* Directions
Exactly reproduce each entry, leaving out nothing.

* Source records

####

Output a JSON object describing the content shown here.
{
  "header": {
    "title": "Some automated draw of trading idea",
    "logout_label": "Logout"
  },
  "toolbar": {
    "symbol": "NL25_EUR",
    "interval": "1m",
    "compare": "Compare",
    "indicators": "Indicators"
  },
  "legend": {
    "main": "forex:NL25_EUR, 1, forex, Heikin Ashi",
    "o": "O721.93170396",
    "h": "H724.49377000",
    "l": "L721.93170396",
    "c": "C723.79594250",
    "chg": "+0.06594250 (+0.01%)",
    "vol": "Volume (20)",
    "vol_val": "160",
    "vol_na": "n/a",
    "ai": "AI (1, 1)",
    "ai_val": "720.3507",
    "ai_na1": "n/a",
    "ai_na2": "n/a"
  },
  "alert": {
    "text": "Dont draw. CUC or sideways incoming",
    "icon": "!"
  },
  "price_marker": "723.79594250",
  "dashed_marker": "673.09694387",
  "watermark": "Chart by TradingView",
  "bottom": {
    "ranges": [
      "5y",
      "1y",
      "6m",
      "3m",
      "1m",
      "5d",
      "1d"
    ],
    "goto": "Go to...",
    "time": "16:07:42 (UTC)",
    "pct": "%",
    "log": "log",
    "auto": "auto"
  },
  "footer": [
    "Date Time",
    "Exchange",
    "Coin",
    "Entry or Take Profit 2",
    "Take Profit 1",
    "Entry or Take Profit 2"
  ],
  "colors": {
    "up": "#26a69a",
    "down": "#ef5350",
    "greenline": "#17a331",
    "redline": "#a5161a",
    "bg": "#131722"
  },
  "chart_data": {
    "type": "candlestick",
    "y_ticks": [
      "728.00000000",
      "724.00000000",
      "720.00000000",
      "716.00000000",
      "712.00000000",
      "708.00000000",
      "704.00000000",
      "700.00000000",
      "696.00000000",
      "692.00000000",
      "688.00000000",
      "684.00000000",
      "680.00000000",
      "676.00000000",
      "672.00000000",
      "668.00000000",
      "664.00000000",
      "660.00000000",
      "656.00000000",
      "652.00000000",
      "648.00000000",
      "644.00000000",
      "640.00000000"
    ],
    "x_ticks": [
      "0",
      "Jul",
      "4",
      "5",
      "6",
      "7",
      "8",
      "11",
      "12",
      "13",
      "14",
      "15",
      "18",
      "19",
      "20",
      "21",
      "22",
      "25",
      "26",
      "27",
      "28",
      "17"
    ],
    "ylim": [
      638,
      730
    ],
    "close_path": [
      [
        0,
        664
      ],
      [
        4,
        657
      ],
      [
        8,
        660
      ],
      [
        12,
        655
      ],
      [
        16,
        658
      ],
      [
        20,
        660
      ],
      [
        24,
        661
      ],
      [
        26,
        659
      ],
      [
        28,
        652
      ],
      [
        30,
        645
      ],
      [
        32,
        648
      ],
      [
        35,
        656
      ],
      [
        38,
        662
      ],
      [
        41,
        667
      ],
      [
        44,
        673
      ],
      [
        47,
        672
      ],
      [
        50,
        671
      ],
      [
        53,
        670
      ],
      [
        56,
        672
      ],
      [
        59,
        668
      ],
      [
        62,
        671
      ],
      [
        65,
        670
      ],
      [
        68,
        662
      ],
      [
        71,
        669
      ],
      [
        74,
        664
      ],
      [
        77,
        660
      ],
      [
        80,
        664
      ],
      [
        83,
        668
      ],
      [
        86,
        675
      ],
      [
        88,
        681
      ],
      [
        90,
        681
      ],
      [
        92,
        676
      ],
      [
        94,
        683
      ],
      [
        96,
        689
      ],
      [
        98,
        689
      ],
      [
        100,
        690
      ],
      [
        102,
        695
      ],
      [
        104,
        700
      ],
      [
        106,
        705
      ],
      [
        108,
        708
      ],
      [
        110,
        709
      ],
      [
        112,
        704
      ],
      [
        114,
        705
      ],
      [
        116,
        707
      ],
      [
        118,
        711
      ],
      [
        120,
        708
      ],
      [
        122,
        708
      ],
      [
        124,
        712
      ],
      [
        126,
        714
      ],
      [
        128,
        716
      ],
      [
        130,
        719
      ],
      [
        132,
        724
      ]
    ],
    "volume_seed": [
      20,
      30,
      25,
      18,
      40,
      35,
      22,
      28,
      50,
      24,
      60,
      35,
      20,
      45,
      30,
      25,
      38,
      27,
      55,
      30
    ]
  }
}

####

* Finished answer
Output a JSON object describing the content shown here.
{
  "header": {
    "title": "Some automated draw of trading idea",
    "logout_label": "Logout"
  },
  "toolbar": {
    "symbol": "NL25_EUR",
    "interval": "1m",
    "compare": "Compare",
    "indicators": "Indicators"
  },
  "legend": {
    "main": "forex:NL25_EUR, 1, forex, Heikin Ashi",
    "o": "O721.93170396",
    "h": "H724.49377000",
    "l": "L721.93170396",
    "c": "C723.79594250",
    "chg": "+0.06594250 (+0.01%)",
    "vol": "Volume (20)",
    "vol_val": "160",
    "vol_na": "n/a",
    "ai": "AI (1, 1)",
    "ai_val": "720.3507",
    "ai_na1": "n/a",
    "ai_na2": "n/a"
  },
  "alert": {
    "text": "Dont draw. CUC or sideways incoming",
    "icon": "!"
  },
  "price_marker": "723.79594250",
  "dashed_marker": "673.09694387",
  "watermark": "Chart by TradingView",
  "bottom": {
    "ranges": [
      "5y",
      "1y",
      "6m",
      "3m",
      "1m",
      "5d",
      "1d"
    ],
    "goto": "Go to...",
    "time": "16:07:42 (UTC)",
    "pct": "%",
    "log": "log",
    "auto": "auto"
  },
  "footer": [
    "Date Time",
    "Exchange",
    "Coin",
    "Entry or Take Profit 2",
    "Take Profit 1",
    "Entry or Take Profit 2"
  ],
  "colors": {
    "up": "#26a69a",
    "down": "#ef5350",
    "greenline": "#17a331",
    "redline": "#a5161a",
    "bg": "#131722"
  },
  "chart_data": {
    "type": "candlestick",
    "y_ticks": [
      "728.00000000",
      "724.00000000",
      "720.00000000",
      "716.00000000",
      "712.00000000",
      "708.00000000",
      "704.00000000",
      "700.00000000",
      "696.00000000",
      "692.00000000",
      "688.00000000",
      "684.00000000",
      "680.00000000",
      "676.00000000",
      "672.00000000",
      "668.00000000",
      "664.00000000",
      "660.00000000",
      "656.00000000",
      "652.00000000",
      "648.00000000",
      "644.00000000",
      "640.00000000"
    ],
    "x_ticks": [
      "0",
      "Jul",
      "4",
      "5",
      "6",
      "7",
      "8",
      "11",
      "12",
      "13",
      "14",
      "15",
      "18",
      "19",
      "20",
      "21",
      "22",
      "25",
      "26",
      "27",
      "28",
      "17"
    ],
    "ylim": [
      638,
      730
    ],
    "close_path": [
      [
        0,
        664
      ],
      [
        4,
        657
      ],
      [
        8,
        660
      ],
      [
        12,
        655
      ],
      [
        16,
        658
      ],
      [
        20,
        660
      ],
      [
        24,
        661
      ],
      [
        26,
        659
      ],
      [
        28,
        652
      ],
      [
        30,
        645
      ],
      [
        32,
        648
      ],
      [
        35,
        656
      ],
      [
        38,
        662
      ],
      [
        41,
        667
      ],
      [
        44,
        673
      ],
      [
        47,
        672
      ],
      [
        50,
        671
      ],
      [
        53,
        670
      ],
      [
        56,
        672
      ],
      [
        59,
        668
      ],
      [
        62,
        671
      ],
      [
        65,
        670
      ],
      [
        68,
        662
      ],
      [
        71,
        669
      ],
      [
        74,
        664
      ],
      [
        77,
        660
      ],
      [
        80,
        664
      ],
      [
        83,
        668
      ],
      [
        86,
        675
      ],
      [
        88,
        681
      ],
      [
        90,
        681
      ],
      [
        92,
        676
      ],
      [
        94,
        683
      ],
      [
        96,
        689
      ],
      [
        98,
        689
      ],
      [
        100,
        690
      ],
      [
        102,
        695
      ],
      [
        104,
        700
      ],
      [
        106,
        705
      ],
      [
        108,
        708
      ],
      [
        110,
        709
      ],
      [
        112,
        704
      ],
      [
        114,
        705
      ],
      [
        116,
        707
      ],
      [
        118,
        711
      ],
      [
        120,
        708
      ],
      [
        122,
        708
      ],
      [
        124,
        712
      ],
      [
        126,
        714
      ],
      [
        128,
        716
      ],
      [
        130,
        719
      ],
      [
        132,
        724
      ]
    ],
    "volume_seed": [
      20,
      30,
      25,
      18,
      40,
      35,
      22,
      28,
      50,
      24,
      60,
      35,
      20,
      45,
      30,
      25,
      38,
      27,
      55,
      30
    ]
  }
}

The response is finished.